INSTRUCCIONES:
[a] Según el fragmento sobre el pontificado de Benedicto XVI, ¿en qué fecha se pronunció el discurso en la Universidad de Ratisbona?
[b] Prosiga el fragmento sobre el pontificado de Benedicto XVI a partir de su última oración.

FRAGMENTO FUENTE:
++++++++++++++++++++

La debilidad del mando De
dos inconvenientes penosos hablábamos arriba para caracterizar el
pontificado de Benedicto XVI. Quede lacónicamente
señalado el primero con lo antedicho. Pero al segundo llamaremos lisa y
llanamente debilidad y cesión
ante las injustísimas presiones de los enemigos de la Iglesia. Si
en este terreno bastara también con un ejemplo, recordaríamos la serie
de episodios y de reacciones que protagonizó después de su famoso
discurso en la Universidad
de Ratisbona, el 12 de septiembre de 2006. El
discurso, por cierto, tuvo la erudición y la lumbre a las
que ya nos tiene acostumbrados el Pontífice. También, lamentablemente, tuvo sus sombras, como reprobar
indistintamente toda defensa de la verdad por la espada o guerra justa al
descalificar el concepto mahometano de yihad. Pero desatada
en exceso la cólera de los mahometanos por aquella pieza académica, y
alimentada dicha cólera por el aparato
modernista internacional y la inquina
multimediática, la reacción del Pontífice
fue el repliegue, la
explicación indebida, la rápida contemporización con el mundo islámico,
los súbitos pedidos de disculpa, las increíbles majaderías dirigidas a
gobernantes y teólogos de los países árabes, y un sinfín de salvedades
lamentables que debieron haberse evitado.
Mientras los mahometanos dieron señales de desproporcionado encono
–sin que faltaran los asesinatos de inocentes- en la Santa
Sede se prefirió la orfebrería del efugio y de la elipsis, del
aplacamiento de los enunciados taxativos para diluir cuanto antes los
efectos de aquella importante pieza académica leída en la Universidad
de Ratisbona. Cuando
lo mismo sucede ante las presiones judaicas
–todas ellas fabricadas insidiosamente y sin motivos- las
debilidades suelen ser todavía más lamentables y estridentes. Más
lamentables porque es la misma
doctrina sobre el fariseísmo judaico y sobre el deicidio la que entonces resulta escamoteada. Más
estridente porque si Israel moviliza
a todo el mundo a su favor, monopolizando el carácter de víctima, a todo
ese mundo mentiroso, obsecuente y abyecto se dirigen también los
incesantes pedidos de perdón. No es imposible ver en estas conductas
otras tantas manifestaciones del temor
mundano o del temor
servil, cifrado en los respetos humanos, y que Santo
Tomás reprobara como encarnaduras
posibles de cobardía (Cfr. S.Th, II,II, q.19,a.1). Difícil
ha sido siempre el gobierno de la Iglesia, y va de suyo que más entiende
de él no sólo quien posee la gracia de estado para ejercerlo, sino la familiaridad con las cuestiones operativas y prácticas. Admitimos
en consecuencia que, en ocasiones, puede semejar doblez lo que es obligado
opción por el mal menor, o que pueda resultar postergado lo que nuestra
ansiedad de súbditos sin mando quisiera ver resuelto de un solo tajo.

++++++++++++++++++++

[Listado sin procesar]
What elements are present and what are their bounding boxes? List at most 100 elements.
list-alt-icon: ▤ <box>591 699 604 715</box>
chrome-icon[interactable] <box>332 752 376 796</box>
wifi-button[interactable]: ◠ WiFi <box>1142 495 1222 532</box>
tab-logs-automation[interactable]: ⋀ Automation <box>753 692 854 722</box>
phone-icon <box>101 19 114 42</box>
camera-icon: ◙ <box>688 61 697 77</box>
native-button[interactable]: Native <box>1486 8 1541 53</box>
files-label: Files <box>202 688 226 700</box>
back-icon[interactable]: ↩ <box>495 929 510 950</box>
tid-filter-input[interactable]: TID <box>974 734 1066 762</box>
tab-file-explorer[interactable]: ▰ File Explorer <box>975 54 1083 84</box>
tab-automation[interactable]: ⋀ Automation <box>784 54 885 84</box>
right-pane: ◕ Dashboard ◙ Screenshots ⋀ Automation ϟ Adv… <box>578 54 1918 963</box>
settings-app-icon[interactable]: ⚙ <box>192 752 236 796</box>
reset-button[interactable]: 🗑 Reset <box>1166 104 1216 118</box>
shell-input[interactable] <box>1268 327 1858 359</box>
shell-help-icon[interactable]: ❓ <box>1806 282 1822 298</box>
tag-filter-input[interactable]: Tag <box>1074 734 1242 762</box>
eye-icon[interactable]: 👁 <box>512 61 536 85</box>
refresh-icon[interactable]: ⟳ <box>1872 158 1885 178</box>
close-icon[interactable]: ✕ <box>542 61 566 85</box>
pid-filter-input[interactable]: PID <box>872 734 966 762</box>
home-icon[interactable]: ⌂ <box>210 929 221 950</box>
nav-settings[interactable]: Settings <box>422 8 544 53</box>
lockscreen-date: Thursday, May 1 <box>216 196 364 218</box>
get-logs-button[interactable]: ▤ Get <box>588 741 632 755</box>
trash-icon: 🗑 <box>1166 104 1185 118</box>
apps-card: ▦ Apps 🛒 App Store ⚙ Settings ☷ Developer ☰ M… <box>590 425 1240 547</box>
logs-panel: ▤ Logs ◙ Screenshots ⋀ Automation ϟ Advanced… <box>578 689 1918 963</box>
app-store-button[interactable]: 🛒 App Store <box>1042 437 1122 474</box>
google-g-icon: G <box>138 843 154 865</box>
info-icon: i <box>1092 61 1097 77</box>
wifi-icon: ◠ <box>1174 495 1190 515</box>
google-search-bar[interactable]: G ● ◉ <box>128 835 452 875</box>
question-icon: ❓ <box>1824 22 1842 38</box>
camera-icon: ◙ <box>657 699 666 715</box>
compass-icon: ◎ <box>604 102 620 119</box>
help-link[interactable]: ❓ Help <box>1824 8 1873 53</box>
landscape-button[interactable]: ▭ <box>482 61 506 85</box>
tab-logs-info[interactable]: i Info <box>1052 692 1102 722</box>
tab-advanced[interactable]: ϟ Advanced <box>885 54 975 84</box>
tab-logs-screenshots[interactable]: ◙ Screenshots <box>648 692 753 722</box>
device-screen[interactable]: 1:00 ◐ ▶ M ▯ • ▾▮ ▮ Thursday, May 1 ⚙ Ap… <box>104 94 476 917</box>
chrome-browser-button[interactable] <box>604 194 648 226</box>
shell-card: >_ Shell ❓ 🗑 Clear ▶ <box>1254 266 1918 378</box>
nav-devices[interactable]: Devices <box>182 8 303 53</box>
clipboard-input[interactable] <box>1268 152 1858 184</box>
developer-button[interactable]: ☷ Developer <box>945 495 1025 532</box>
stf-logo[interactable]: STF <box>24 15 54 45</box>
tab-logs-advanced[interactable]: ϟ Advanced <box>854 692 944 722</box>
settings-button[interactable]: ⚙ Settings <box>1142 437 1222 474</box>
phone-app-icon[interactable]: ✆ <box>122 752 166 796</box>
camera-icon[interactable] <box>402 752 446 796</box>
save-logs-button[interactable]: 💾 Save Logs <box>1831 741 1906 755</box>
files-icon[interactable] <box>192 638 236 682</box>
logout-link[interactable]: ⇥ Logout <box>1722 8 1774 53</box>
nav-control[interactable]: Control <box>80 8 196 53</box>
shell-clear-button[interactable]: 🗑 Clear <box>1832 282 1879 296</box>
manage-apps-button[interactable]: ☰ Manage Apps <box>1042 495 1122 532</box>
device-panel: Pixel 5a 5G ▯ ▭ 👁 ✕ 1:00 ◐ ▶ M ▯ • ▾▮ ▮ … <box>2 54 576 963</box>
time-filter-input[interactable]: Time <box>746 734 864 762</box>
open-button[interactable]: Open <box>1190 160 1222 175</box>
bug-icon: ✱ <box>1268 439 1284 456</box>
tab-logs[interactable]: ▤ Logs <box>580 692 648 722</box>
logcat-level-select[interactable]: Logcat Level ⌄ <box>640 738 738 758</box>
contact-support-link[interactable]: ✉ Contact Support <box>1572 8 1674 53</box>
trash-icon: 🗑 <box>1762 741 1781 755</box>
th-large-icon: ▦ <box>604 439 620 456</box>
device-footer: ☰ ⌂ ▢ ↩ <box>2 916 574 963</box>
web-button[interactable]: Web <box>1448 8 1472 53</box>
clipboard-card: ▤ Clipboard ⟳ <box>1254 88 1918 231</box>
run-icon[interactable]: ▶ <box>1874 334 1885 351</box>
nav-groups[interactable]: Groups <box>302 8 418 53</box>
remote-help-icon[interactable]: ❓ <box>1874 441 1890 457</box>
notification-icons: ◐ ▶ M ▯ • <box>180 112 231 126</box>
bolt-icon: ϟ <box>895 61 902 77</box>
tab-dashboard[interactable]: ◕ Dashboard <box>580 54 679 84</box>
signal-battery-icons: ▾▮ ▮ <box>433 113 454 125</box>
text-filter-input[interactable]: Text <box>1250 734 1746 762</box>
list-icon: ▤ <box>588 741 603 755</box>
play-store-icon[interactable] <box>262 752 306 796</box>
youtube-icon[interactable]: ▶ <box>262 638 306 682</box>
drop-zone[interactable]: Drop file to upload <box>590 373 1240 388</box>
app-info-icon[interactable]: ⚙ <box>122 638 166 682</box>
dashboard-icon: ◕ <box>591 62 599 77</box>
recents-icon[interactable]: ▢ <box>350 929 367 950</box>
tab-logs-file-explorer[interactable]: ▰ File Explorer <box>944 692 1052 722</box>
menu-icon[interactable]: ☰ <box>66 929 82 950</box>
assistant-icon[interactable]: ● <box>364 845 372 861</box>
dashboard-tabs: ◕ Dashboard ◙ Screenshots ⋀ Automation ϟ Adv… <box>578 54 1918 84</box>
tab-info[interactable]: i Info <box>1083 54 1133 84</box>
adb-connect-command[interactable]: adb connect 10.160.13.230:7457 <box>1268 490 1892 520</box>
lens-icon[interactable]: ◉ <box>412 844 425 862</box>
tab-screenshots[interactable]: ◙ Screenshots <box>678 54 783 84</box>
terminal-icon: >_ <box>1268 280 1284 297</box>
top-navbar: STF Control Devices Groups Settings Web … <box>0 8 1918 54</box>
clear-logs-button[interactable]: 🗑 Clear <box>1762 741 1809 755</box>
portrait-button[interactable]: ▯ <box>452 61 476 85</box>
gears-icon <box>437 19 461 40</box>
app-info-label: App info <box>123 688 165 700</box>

++++++++++++++++++++

RESULTADOS:
[a] El 12 de septiembre de 2006.

[b]
Mas aún cediendo a este razonamiento benévolo –como se debe juzgar el
comportamiento de un padre-, nos
resulta imposible no ver instalado en el ejercicio del mando pontificio
una preocupante debilidad ante los enemigos de la Iglesia.
A casi cuarenta años
de haber sido escritas, nos siguen causando temor y temblor aquellas
palabras con las que el Padre Julio
Meinvielle pusiera fin a su obra De
la Cábala al Progresismo. Según el Padre
Julio podría darse el doloroso caso de que convivieran en la historia
la Iglesia de la Publicidad,
gnóstica y judaizante, y la Iglesia
de las Promesas, la verdadera y la de siempre. Un mismo Papa
presidiría ambas Iglesias, que
aparente y exteriormente no sería sino una. El Papa, con sus actitudes ambiguas, daría pie para mantener el equívoco.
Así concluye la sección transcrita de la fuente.